▶ **What is expected**: Write out the whole listing word for word.

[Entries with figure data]

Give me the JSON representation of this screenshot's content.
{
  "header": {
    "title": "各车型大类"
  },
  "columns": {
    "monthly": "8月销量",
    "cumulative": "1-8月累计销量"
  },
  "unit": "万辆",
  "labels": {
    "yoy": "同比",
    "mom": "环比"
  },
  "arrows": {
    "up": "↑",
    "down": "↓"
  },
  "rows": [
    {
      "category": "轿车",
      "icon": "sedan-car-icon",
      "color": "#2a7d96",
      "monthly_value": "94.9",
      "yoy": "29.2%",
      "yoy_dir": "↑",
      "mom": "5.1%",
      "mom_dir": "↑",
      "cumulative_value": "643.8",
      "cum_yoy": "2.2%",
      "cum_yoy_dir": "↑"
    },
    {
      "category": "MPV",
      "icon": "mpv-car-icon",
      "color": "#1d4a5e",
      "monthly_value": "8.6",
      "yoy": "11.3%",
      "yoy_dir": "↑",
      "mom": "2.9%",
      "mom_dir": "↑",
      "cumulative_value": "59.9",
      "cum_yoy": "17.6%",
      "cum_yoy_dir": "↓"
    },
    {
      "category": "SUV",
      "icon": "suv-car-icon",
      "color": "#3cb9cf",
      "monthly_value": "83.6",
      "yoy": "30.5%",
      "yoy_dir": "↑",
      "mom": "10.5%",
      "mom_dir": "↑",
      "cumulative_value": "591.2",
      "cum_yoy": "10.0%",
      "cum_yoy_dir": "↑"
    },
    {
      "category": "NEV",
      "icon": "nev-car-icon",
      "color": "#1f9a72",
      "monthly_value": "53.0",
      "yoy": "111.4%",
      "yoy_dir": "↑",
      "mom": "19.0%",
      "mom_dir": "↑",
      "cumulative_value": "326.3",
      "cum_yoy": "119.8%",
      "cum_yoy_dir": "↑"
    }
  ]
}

▶ **Written response**:
Give me the JSON representation of this screenshot's content.
{
  "header": {
    "title": "各车型大类"
  },
  "columns": {
    "monthly": "8月销量",
    "cumulative": "1-8月累计销量"
  },
  "unit": "万辆",
  "labels": {
    "yoy": "同比",
    "mom": "环比"
  },
  "arrows": {
    "up": "↑",
    "down": "↓"
  },
  "rows": [
    {
      "category": "轿车",
      "icon": "sedan-car-icon",
      "color": "#2a7d96",
      "monthly_value": "94.9",
      "yoy": "29.2%",
      "yoy_dir": "↑",
      "mom": "5.1%",
      "mom_dir": "↑",
      "cumulative_value": "643.8",
      "cum_yoy": "2.2%",
      "cum_yoy_dir": "↑"
    },
    {
      "category": "MPV",
      "icon": "mpv-car-icon",
      "color": "#1d4a5e",
      "monthly_value": "8.6",
      "yoy": "11.3%",
      "yoy_dir": "↑",
      "mom": "2.9%",
      "mom_dir": "↑",
      "cumulative_value": "59.9",
      "cum_yoy": "17.6%",
      "cum_yoy_dir": "↓"
    },
    {
      "category": "SUV",
      "icon": "suv-car-icon",
      "color": "#3cb9cf",
      "monthly_value": "83.6",
      "yoy": "30.5%",
      "yoy_dir": "↑",
      "mom": "10.5%",
      "mom_dir": "↑",
      "cumulative_value": "591.2",
      "cum_yoy": "10.0%",
      "cum_yoy_dir": "↑"
    },
    {
      "category": "NEV",
      "icon": "nev-car-icon",
      "color": "#1f9a72",
      "monthly_value": "53.0",
      "yoy": "111.4%",
      "yoy_dir": "↑",
      "mom": "19.0%",
      "mom_dir": "↑",
      "cumulative_value": "326.3",
      "cum_yoy": "119.8%",
      "cum_yoy_dir": "↑"
    }
  ]
}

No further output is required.